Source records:
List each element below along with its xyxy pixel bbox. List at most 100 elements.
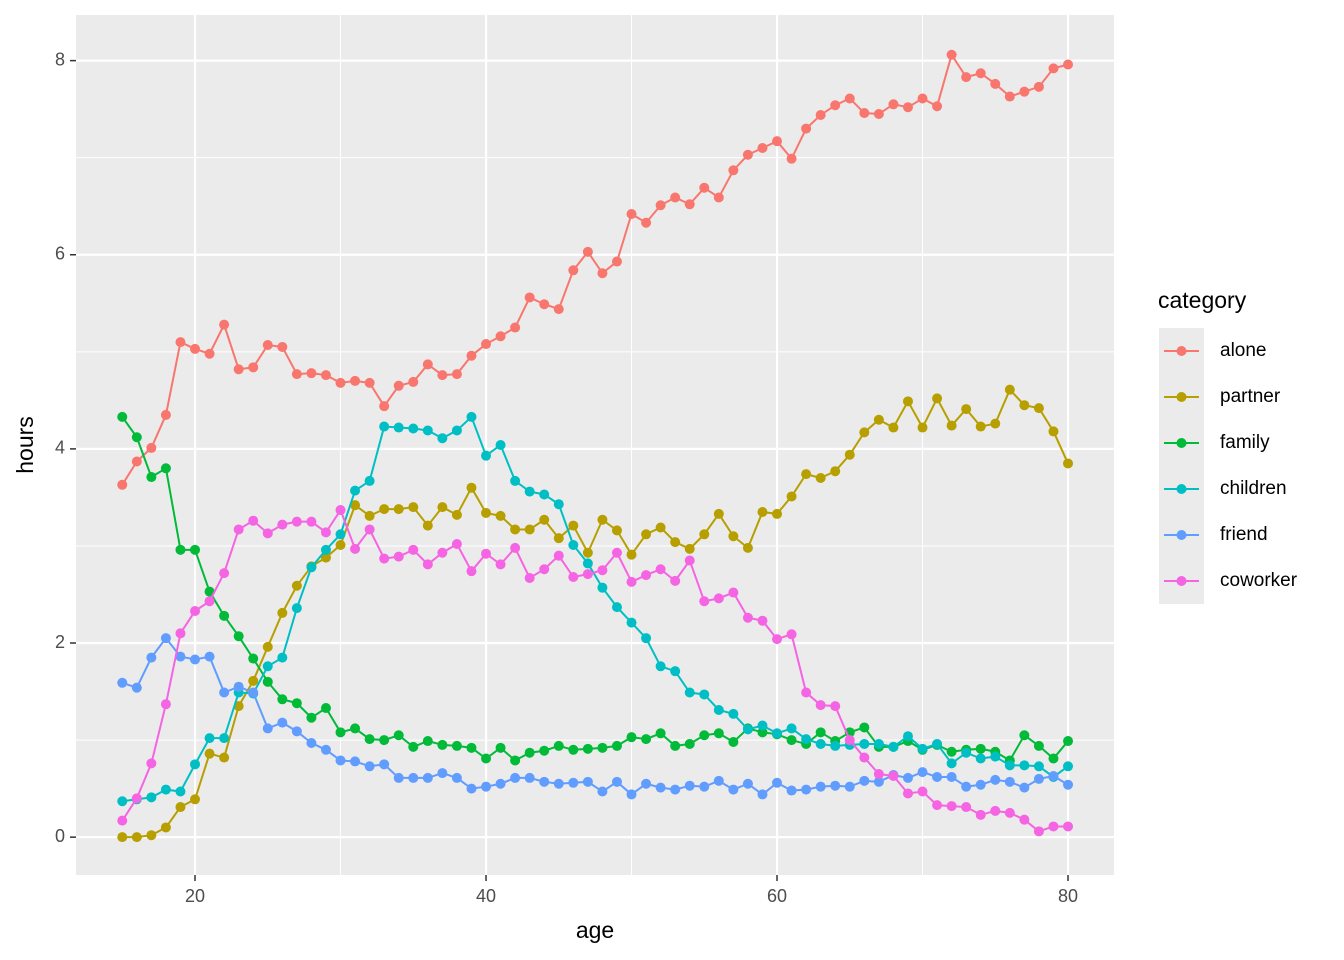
data-point [393,504,404,515]
data-point [364,734,375,745]
data-point [742,724,753,735]
data-point [713,508,724,519]
data-point [393,551,404,562]
data-point [902,396,913,407]
data-point [1048,63,1059,74]
data-point [190,794,201,805]
data-point [815,781,826,792]
legend-label: friend [1220,524,1268,545]
data-point [320,552,331,563]
data-point [815,109,826,120]
data-point [1004,91,1015,102]
data-point [553,740,564,751]
data-point [626,789,637,800]
data-point [641,633,652,644]
data-point [451,509,462,520]
data-point [466,482,477,493]
data-point [917,743,928,754]
data-point [262,723,273,734]
data-point [481,450,492,461]
data-point [597,268,608,279]
data-point [859,722,870,733]
data-point [961,72,972,83]
data-point [873,776,884,787]
data-point [932,101,943,112]
data-point [524,572,535,583]
data-point [364,510,375,521]
data-point [568,744,579,755]
data-point [451,740,462,751]
data-point [175,802,186,813]
data-point [146,830,157,841]
data-point [422,425,433,436]
data-point [786,629,797,640]
data-point [655,728,666,739]
data-point [757,789,768,800]
data-point [437,739,448,750]
data-point [481,548,492,559]
data-point [946,746,957,757]
data-point [437,370,448,381]
data-point [786,785,797,796]
data-point [466,566,477,577]
data-point [611,776,622,787]
data-point [277,652,288,663]
data-point [713,704,724,715]
data-point [204,586,215,597]
data-point [277,341,288,352]
x-axis-title: age [576,917,614,943]
data-point [248,362,259,373]
data-point [306,368,317,379]
data-point [408,741,419,752]
data-point [772,728,783,739]
data-point [859,752,870,763]
data-point [757,506,768,517]
data-point [728,737,739,748]
data-point [1048,770,1059,781]
data-point [990,774,1001,785]
data-point [917,93,928,104]
y-tick-label: 0 [55,826,65,846]
data-point [582,547,593,558]
data-point [728,784,739,795]
data-point [553,533,564,544]
data-point [379,553,390,564]
data-point [917,422,928,433]
data-point [975,753,986,764]
data-point [888,99,899,110]
data-point [1019,400,1030,411]
data-point [393,772,404,783]
data-point [379,504,390,515]
data-point [510,475,521,486]
data-point [495,440,506,450]
data-point [320,703,331,714]
legend-label: partner [1220,386,1281,407]
data-point [233,631,244,642]
data-point [451,425,462,436]
data-point [422,772,433,783]
data-point [815,473,826,484]
data-point [262,340,273,351]
data-point [684,555,695,566]
data-point [466,350,477,361]
data-point [291,603,302,614]
data-point [539,514,550,525]
data-point [582,558,593,569]
data-point [219,733,230,744]
data-point [204,348,215,359]
data-point [961,802,972,813]
data-point [830,701,841,712]
data-point [451,539,462,550]
data-point [393,730,404,741]
data-point [131,793,142,804]
data-point [291,726,302,737]
data-point [611,547,622,558]
data-point [844,781,855,792]
data-point [393,422,404,433]
legend-title: category [1158,287,1247,313]
data-point [350,485,361,496]
data-point [1048,753,1059,764]
data-point [772,136,783,147]
data-point [1033,403,1044,414]
data-point [772,634,783,645]
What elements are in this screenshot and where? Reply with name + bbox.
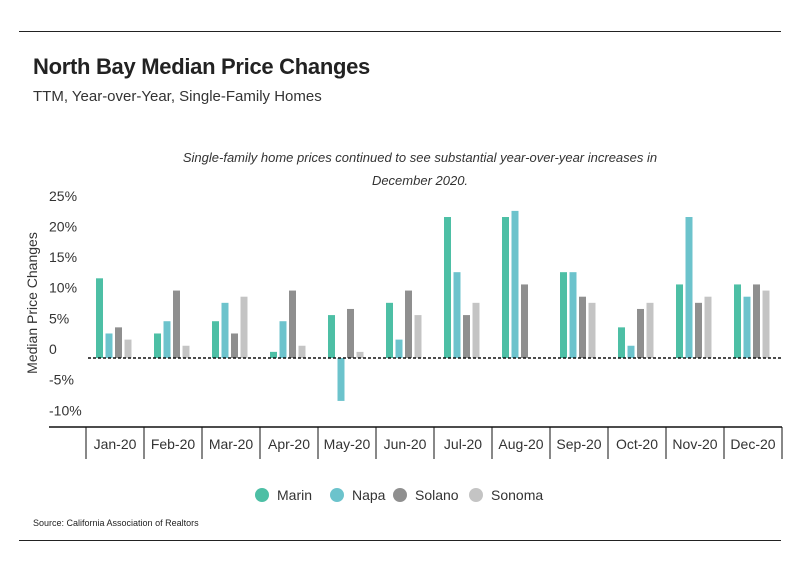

- **Aim**
Give the lines in the rows above, from the one containing "data-point [393,504,404,515]" through the one containing "data-point [422,425,433,436]", as a JSON list of strings with one string per line and blank lines left out.

- **Final result**
[
  "data-point [393,504,404,515]",
  "data-point [364,734,375,745]",
  "data-point [742,724,753,735]",
  "data-point [713,508,724,519]",
  "data-point [393,551,404,562]",
  "data-point [902,396,913,407]",
  "data-point [1048,63,1059,74]",
  "data-point [190,794,201,805]",
  "data-point [815,781,826,792]",
  "legend-label: friend [1220,524,1268,545]",
  "data-point [320,552,331,563]",
  "data-point [815,109,826,120]",
  "data-point [1004,91,1015,102]",
  "data-point [553,740,564,751]",
  "data-point [626,789,637,800]",
  "data-point [641,633,652,644]",
  "data-point [451,509,462,520]",
  "data-point [466,482,477,493]",
  "data-point [917,743,928,754]",
  "data-point [262,723,273,734]",
  "data-point [481,450,492,461]",
  "data-point [597,268,608,279]",
  "data-point [859,722,870,733]",
  "data-point [961,72,972,83]",
  "data-point [873,776,884,787]",
  "data-point [932,101,943,112]",
  "data-point [524,572,535,583]",
  "data-point [364,510,375,521]",
  "data-point [568,744,579,755]",
  "data-point [451,740,462,751]",
  "data-point [175,802,186,813]",
  "data-point [146,830,157,841]",
  "data-point [422,425,433,436]"
]